Reproduce all of the data exactly.

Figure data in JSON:
[start]

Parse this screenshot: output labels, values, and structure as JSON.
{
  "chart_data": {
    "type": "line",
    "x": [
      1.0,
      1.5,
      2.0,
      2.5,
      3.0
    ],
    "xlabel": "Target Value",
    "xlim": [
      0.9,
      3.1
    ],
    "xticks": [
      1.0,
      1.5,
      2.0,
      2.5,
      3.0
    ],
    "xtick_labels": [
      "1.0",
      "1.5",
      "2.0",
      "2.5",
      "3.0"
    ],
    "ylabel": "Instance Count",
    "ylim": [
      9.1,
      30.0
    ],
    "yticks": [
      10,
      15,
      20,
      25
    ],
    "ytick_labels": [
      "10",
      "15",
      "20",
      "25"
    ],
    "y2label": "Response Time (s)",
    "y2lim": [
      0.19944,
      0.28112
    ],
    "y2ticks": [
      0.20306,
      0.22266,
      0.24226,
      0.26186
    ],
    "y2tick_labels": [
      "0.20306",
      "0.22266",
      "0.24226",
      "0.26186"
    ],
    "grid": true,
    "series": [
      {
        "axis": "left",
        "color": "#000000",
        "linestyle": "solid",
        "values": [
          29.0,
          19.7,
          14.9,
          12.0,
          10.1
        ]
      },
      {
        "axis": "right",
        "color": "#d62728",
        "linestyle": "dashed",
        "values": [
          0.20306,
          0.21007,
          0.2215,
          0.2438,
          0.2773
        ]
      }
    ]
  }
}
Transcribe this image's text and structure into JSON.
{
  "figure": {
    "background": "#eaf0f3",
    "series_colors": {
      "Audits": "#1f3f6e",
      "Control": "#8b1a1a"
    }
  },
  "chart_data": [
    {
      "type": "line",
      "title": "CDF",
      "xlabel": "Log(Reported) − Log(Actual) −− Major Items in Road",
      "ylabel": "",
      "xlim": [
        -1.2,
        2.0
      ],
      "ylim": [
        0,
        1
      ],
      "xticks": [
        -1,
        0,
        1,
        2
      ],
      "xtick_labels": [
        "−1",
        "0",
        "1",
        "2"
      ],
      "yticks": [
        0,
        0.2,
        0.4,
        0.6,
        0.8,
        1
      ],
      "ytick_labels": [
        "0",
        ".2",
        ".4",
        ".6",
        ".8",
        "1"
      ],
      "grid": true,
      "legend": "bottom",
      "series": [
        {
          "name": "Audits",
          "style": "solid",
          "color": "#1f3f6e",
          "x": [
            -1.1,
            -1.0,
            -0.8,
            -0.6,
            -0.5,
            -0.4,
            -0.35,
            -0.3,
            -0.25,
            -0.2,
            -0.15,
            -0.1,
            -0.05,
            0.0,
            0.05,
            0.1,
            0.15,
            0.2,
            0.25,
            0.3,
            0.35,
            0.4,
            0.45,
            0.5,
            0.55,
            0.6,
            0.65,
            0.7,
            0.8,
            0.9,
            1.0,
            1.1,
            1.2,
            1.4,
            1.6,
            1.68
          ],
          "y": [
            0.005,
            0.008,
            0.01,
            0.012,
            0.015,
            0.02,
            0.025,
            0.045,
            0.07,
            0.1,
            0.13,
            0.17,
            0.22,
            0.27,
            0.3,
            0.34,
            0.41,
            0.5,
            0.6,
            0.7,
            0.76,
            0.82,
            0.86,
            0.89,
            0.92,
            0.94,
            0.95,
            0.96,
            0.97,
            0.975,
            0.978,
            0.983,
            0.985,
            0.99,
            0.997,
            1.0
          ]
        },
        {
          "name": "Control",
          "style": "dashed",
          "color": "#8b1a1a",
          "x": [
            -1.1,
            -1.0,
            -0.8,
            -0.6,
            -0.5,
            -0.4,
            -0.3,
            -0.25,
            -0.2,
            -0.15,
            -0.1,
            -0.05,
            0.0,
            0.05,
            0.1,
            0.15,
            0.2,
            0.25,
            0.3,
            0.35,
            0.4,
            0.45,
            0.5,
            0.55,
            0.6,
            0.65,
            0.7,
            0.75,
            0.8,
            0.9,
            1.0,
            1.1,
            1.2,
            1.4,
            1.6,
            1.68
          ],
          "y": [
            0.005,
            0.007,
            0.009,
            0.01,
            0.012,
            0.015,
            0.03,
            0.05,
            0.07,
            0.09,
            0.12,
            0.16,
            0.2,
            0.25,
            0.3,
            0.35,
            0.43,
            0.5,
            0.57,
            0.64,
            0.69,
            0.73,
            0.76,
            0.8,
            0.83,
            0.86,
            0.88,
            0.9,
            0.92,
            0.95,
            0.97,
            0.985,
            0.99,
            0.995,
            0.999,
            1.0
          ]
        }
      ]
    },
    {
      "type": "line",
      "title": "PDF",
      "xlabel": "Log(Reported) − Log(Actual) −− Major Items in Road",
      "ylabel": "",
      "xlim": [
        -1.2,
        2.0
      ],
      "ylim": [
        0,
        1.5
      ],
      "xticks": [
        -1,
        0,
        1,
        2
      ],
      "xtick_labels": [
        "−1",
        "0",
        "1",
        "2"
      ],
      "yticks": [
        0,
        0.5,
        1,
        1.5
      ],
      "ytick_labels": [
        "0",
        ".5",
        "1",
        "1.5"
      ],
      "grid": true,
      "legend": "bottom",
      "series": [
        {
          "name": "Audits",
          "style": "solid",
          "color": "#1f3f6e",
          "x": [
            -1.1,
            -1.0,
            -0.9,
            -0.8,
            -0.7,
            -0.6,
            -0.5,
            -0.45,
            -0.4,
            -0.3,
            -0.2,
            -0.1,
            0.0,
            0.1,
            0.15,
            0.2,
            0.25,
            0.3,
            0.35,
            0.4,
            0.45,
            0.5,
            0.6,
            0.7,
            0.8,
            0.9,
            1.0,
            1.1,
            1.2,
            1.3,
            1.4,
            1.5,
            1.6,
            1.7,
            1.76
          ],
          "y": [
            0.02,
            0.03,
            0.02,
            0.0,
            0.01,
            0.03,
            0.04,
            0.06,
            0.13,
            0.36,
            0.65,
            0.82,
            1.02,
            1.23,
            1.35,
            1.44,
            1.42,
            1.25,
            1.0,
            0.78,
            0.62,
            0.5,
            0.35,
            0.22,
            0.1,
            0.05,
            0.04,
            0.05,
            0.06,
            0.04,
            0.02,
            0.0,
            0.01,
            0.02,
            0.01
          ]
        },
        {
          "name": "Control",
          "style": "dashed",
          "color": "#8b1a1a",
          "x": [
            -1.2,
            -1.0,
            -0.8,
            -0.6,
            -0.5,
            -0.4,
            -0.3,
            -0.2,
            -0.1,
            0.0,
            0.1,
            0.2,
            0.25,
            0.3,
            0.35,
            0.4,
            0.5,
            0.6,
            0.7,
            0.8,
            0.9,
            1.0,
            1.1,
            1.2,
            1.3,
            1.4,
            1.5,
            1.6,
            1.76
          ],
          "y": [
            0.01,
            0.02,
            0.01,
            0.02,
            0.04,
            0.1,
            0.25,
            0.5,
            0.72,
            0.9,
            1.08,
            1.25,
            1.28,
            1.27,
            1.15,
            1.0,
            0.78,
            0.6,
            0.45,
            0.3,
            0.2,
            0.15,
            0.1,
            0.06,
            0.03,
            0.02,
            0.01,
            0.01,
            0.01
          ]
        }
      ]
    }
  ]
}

[end]

* **RESPONSE TO THE TASK**:
Parse this screenshot: output labels, values, and structure as JSON.
{
  "chart_data": {
    "type": "line",
    "x": [
      1.0,
      1.5,
      2.0,
      2.5,
      3.0
    ],
    "xlabel": "Target Value",
    "xlim": [
      0.9,
      3.1
    ],
    "xticks": [
      1.0,
      1.5,
      2.0,
      2.5,
      3.0
    ],
    "xtick_labels": [
      "1.0",
      "1.5",
      "2.0",
      "2.5",
      "3.0"
    ],
    "ylabel": "Instance Count",
    "ylim": [
      9.1,
      30.0
    ],
    "yticks": [
      10,
      15,
      20,
      25
    ],
    "ytick_labels": [
      "10",
      "15",
      "20",
      "25"
    ],
    "y2label": "Response Time (s)",
    "y2lim": [
      0.19944,
      0.28112
    ],
    "y2ticks": [
      0.20306,
      0.22266,
      0.24226,
      0.26186
    ],
    "y2tick_labels": [
      "0.20306",
      "0.22266",
      "0.24226",
      "0.26186"
    ],
    "grid": true,
    "series": [
      {
        "axis": "left",
        "color": "#000000",
        "linestyle": "solid",
        "values": [
          29.0,
          19.7,
          14.9,
          12.0,
          10.1
        ]
      },
      {
        "axis": "right",
        "color": "#d62728",
        "linestyle": "dashed",
        "values": [
          0.20306,
          0.21007,
          0.2215,
          0.2438,
          0.2773
        ]
      }
    ]
  }
}
Transcribe this image's text and structure into JSON.
{
  "figure": {
    "background": "#eaf0f3",
    "series_colors": {
      "Audits": "#1f3f6e",
      "Control": "#8b1a1a"
    }
  },
  "chart_data": [
    {
      "type": "line",
      "title": "CDF",
      "xlabel": "Log(Reported) − Log(Actual) −− Major Items in Road",
      "ylabel": "",
      "xlim": [
        -1.2,
        2.0
      ],
      "ylim": [
        0,
        1
      ],
      "xticks": [
        -1,
        0,
        1,
        2
      ],
      "xtick_labels": [
        "−1",
        "0",
        "1",
        "2"
      ],
      "yticks": [
        0,
        0.2,
        0.4,
        0.6,
        0.8,
        1
      ],
      "ytick_labels": [
        "0",
        ".2",
        ".4",
        ".6",
        ".8",
        "1"
      ],
      "grid": true,
      "legend": "bottom",
      "series": [
        {
          "name": "Audits",
          "style": "solid",
          "color": "#1f3f6e",
          "x": [
            -1.1,
            -1.0,
            -0.8,
            -0.6,
            -0.5,
            -0.4,
            -0.35,
            -0.3,
            -0.25,
            -0.2,
            -0.15,
            -0.1,
            -0.05,
            0.0,
            0.05,
            0.1,
            0.15,
            0.2,
            0.25,
            0.3,
            0.35,
            0.4,
            0.45,
            0.5,
            0.55,
            0.6,
            0.65,
            0.7,
            0.8,
            0.9,
            1.0,
            1.1,
            1.2,
            1.4,
            1.6,
            1.68
          ],
          "y": [
            0.005,
            0.008,
            0.01,
            0.012,
            0.015,
            0.02,
            0.025,
            0.045,
            0.07,
            0.1,
            0.13,
            0.17,
            0.22,
            0.27,
            0.3,
            0.34,
            0.41,
            0.5,
            0.6,
            0.7,
            0.76,
            0.82,
            0.86,
            0.89,
            0.92,
            0.94,
            0.95,
            0.96,
            0.97,
            0.975,
            0.978,
            0.983,
            0.985,
            0.99,
            0.997,
            1.0
          ]
        },
        {
          "name": "Control",
          "style": "dashed",
          "color": "#8b1a1a",
          "x": [
            -1.1,
            -1.0,
            -0.8,
            -0.6,
            -0.5,
            -0.4,
            -0.3,
            -0.25,
            -0.2,
            -0.15,
            -0.1,
            -0.05,
            0.0,
            0.05,
            0.1,
            0.15,
            0.2,
            0.25,
            0.3,
            0.35,
            0.4,
            0.45,
            0.5,
            0.55,
            0.6,
            0.65,
            0.7,
            0.75,
            0.8,
            0.9,
            1.0,
            1.1,
            1.2,
            1.4,
            1.6,
            1.68
          ],
          "y": [
            0.005,
            0.007,
            0.009,
            0.01,
            0.012,
            0.015,
            0.03,
            0.05,
            0.07,
            0.09,
            0.12,
            0.16,
            0.2,
            0.25,
            0.3,
            0.35,
            0.43,
            0.5,
            0.57,
            0.64,
            0.69,
            0.73,
            0.76,
            0.8,
            0.83,
            0.86,
            0.88,
            0.9,
            0.92,
            0.95,
            0.97,
            0.985,
            0.99,
            0.995,
            0.999,
            1.0
          ]
        }
      ]
    },
    {
      "type": "line",
      "title": "PDF",
      "xlabel": "Log(Reported) − Log(Actual) −− Major Items in Road",
      "ylabel": "",
      "xlim": [
        -1.2,
        2.0
      ],
      "ylim": [
        0,
        1.5
      ],
      "xticks": [
        -1,
        0,
        1,
        2
      ],
      "xtick_labels": [
        "−1",
        "0",
        "1",
        "2"
      ],
      "yticks": [
        0,
        0.5,
        1,
        1.5
      ],
      "ytick_labels": [
        "0",
        ".5",
        "1",
        "1.5"
      ],
      "grid": true,
      "legend": "bottom",
      "series": [
        {
          "name": "Audits",
          "style": "solid",
          "color": "#1f3f6e",
          "x": [
            -1.1,
            -1.0,
            -0.9,
            -0.8,
            -0.7,
            -0.6,
            -0.5,
            -0.45,
            -0.4,
            -0.3,
            -0.2,
            -0.1,
            0.0,
            0.1,
            0.15,
            0.2,
            0.25,
            0.3,
            0.35,
            0.4,
            0.45,
            0.5,
            0.6,
            0.7,
            0.8,
            0.9,
            1.0,
            1.1,
            1.2,
            1.3,
            1.4,
            1.5,
            1.6,
            1.7,
            1.76
          ],
          "y": [
            0.02,
            0.03,
            0.02,
            0.0,
            0.01,
            0.03,
            0.04,
            0.06,
            0.13,
            0.36,
            0.65,
            0.82,
            1.02,
            1.23,
            1.35,
            1.44,
            1.42,
            1.25,
            1.0,
            0.78,
            0.62,
            0.5,
            0.35,
            0.22,
            0.1,
            0.05,
            0.04,
            0.05,
            0.06,
            0.04,
            0.02,
            0.0,
            0.01,
            0.02,
            0.01
          ]
        },
        {
          "name": "Control",
          "style": "dashed",
          "color": "#8b1a1a",
          "x": [
            -1.2,
            -1.0,
            -0.8,
            -0.6,
            -0.5,
            -0.4,
            -0.3,
            -0.2,
            -0.1,
            0.0,
            0.1,
            0.2,
            0.25,
            0.3,
            0.35,
            0.4,
            0.5,
            0.6,
            0.7,
            0.8,
            0.9,
            1.0,
            1.1,
            1.2,
            1.3,
            1.4,
            1.5,
            1.6,
            1.76
          ],
          "y": [
            0.01,
            0.02,
            0.01,
            0.02,
            0.04,
            0.1,
            0.25,
            0.5,
            0.72,
            0.9,
            1.08,
            1.25,
            1.28,
            1.27,
            1.15,
            1.0,
            0.78,
            0.6,
            0.45,
            0.3,
            0.2,
            0.15,
            0.1,
            0.06,
            0.03,
            0.02,
            0.01,
            0.01,
            0.01
          ]
        }
      ]
    }
  ]
}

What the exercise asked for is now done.